> _What the task requires_
Repeat these records with every "Shear rate" changed to "Strain rate", keeping everything else the same.

> _Input_
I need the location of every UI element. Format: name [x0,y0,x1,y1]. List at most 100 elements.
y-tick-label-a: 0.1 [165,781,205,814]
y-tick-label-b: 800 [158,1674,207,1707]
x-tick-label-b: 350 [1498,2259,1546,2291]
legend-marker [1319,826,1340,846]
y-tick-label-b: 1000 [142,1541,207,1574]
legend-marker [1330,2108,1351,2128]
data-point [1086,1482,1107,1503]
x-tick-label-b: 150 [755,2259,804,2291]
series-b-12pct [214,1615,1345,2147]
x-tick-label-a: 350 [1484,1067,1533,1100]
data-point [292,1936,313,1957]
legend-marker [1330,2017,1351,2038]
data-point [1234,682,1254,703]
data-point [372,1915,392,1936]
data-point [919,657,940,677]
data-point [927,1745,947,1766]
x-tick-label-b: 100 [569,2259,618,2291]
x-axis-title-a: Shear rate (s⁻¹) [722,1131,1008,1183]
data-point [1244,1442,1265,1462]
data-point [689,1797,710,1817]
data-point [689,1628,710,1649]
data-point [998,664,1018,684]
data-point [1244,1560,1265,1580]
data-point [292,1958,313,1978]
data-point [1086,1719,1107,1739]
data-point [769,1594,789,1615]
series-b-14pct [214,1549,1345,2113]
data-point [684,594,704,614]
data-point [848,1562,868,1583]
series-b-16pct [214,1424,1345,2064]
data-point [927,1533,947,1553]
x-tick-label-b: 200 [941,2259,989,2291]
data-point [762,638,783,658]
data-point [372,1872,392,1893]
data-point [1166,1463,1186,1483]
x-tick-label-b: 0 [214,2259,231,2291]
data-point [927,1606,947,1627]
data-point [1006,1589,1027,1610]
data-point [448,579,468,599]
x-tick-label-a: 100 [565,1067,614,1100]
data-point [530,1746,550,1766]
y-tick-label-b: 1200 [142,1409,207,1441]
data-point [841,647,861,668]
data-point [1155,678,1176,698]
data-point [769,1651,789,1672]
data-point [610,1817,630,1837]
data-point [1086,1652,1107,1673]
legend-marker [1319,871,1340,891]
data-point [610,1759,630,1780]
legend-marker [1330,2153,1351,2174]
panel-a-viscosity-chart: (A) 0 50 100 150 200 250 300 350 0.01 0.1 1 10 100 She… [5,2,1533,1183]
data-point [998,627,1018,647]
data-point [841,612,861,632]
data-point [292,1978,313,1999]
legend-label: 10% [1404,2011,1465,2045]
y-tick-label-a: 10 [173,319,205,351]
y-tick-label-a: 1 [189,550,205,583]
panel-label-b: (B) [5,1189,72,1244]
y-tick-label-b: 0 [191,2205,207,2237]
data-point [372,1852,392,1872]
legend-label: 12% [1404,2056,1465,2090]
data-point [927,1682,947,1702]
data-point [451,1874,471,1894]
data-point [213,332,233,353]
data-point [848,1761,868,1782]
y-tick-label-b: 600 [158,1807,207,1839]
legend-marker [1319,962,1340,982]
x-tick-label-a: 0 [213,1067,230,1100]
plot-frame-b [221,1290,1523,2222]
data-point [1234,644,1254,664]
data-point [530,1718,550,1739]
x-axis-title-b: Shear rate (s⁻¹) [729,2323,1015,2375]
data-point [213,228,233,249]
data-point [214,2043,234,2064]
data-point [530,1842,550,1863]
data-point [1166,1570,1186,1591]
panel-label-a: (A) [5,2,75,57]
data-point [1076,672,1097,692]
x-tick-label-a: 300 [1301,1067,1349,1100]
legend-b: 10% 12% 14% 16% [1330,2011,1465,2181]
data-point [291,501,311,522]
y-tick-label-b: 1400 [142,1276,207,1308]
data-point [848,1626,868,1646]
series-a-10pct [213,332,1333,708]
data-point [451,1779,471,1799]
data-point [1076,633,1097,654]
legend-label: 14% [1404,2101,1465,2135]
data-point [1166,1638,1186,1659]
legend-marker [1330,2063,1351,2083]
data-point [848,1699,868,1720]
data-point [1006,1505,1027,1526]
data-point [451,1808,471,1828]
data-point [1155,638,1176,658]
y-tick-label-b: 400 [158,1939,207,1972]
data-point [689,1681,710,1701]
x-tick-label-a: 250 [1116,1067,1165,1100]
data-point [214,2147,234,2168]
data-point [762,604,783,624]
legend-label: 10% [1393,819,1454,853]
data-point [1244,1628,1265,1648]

> _The answer_
I need the location of every UI element. Format: name [x0,y0,x1,y1]. List at most 100 elements.
y-tick-label-a: 0.1 [165,781,205,814]
y-tick-label-b: 800 [158,1674,207,1707]
x-tick-label-b: 350 [1498,2259,1546,2291]
legend-marker [1319,826,1340,846]
y-tick-label-b: 1000 [142,1541,207,1574]
legend-marker [1330,2108,1351,2128]
data-point [1086,1482,1107,1503]
x-tick-label-b: 150 [755,2259,804,2291]
series-b-12pct [214,1615,1345,2147]
x-tick-label-a: 350 [1484,1067,1533,1100]
data-point [292,1936,313,1957]
legend-marker [1330,2017,1351,2038]
data-point [1234,682,1254,703]
data-point [372,1915,392,1936]
data-point [919,657,940,677]
data-point [927,1745,947,1766]
x-tick-label-b: 100 [569,2259,618,2291]
x-axis-title-a: Strain rate (s⁻¹) [722,1131,1008,1183]
data-point [1244,1442,1265,1462]
data-point [689,1797,710,1817]
data-point [689,1628,710,1649]
data-point [998,664,1018,684]
data-point [1244,1560,1265,1580]
data-point [292,1958,313,1978]
data-point [1086,1719,1107,1739]
data-point [769,1594,789,1615]
series-b-14pct [214,1549,1345,2113]
data-point [684,594,704,614]
data-point [848,1562,868,1583]
series-b-16pct [214,1424,1345,2064]
data-point [927,1533,947,1553]
x-tick-label-b: 200 [941,2259,989,2291]
data-point [762,638,783,658]
data-point [372,1872,392,1893]
data-point [1166,1463,1186,1483]
x-tick-label-b: 0 [214,2259,231,2291]
data-point [927,1606,947,1627]
data-point [1006,1589,1027,1610]
data-point [448,579,468,599]
x-tick-label-a: 100 [565,1067,614,1100]
data-point [530,1746,550,1766]
y-tick-label-b: 1200 [142,1409,207,1441]
data-point [841,647,861,668]
data-point [1155,678,1176,698]
data-point [769,1651,789,1672]
data-point [610,1817,630,1837]
data-point [1086,1652,1107,1673]
legend-marker [1319,871,1340,891]
data-point [610,1759,630,1780]
legend-marker [1330,2153,1351,2174]
panel-a-viscosity-chart: (A) 0 50 100 150 200 250 300 350 0.01 0.1 1 10 100 She… [5,2,1533,1183]
data-point [998,627,1018,647]
data-point [841,612,861,632]
data-point [292,1978,313,1999]
legend-label: 10% [1404,2011,1465,2045]
y-tick-label-a: 10 [173,319,205,351]
y-tick-label-a: 1 [189,550,205,583]
panel-label-b: (B) [5,1189,72,1244]
y-tick-label-b: 0 [191,2205,207,2237]
data-point [372,1852,392,1872]
legend-label: 12% [1404,2056,1465,2090]
data-point [927,1682,947,1702]
data-point [451,1874,471,1894]
data-point [213,332,233,353]
data-point [848,1761,868,1782]
y-tick-label-b: 600 [158,1807,207,1839]
legend-marker [1319,962,1340,982]
x-tick-label-a: 0 [213,1067,230,1100]
plot-frame-b [221,1290,1523,2222]
data-point [1234,644,1254,664]
data-point [530,1718,550,1739]
x-axis-title-b: Strain rate (s⁻¹) [729,2323,1015,2375]
data-point [213,228,233,249]
data-point [214,2043,234,2064]
data-point [530,1842,550,1863]
data-point [1166,1570,1186,1591]
panel-label-a: (A) [5,2,75,57]
data-point [1076,672,1097,692]
x-tick-label-a: 300 [1301,1067,1349,1100]
legend-b: 10% 12% 14% 16% [1330,2011,1465,2181]
data-point [291,501,311,522]
y-tick-label-b: 1400 [142,1276,207,1308]
data-point [848,1626,868,1646]
series-a-10pct [213,332,1333,708]
data-point [451,1779,471,1799]
data-point [1076,633,1097,654]
legend-label: 14% [1404,2101,1465,2135]
data-point [1166,1638,1186,1659]
legend-marker [1330,2063,1351,2083]
data-point [848,1699,868,1720]
data-point [1006,1505,1027,1526]
data-point [451,1808,471,1828]
data-point [1155,638,1176,658]
y-tick-label-b: 400 [158,1939,207,1972]
data-point [689,1681,710,1701]
x-tick-label-a: 250 [1116,1067,1165,1100]
data-point [214,2147,234,2168]
data-point [762,604,783,624]
legend-label: 10% [1393,819,1454,853]
data-point [1244,1628,1265,1648]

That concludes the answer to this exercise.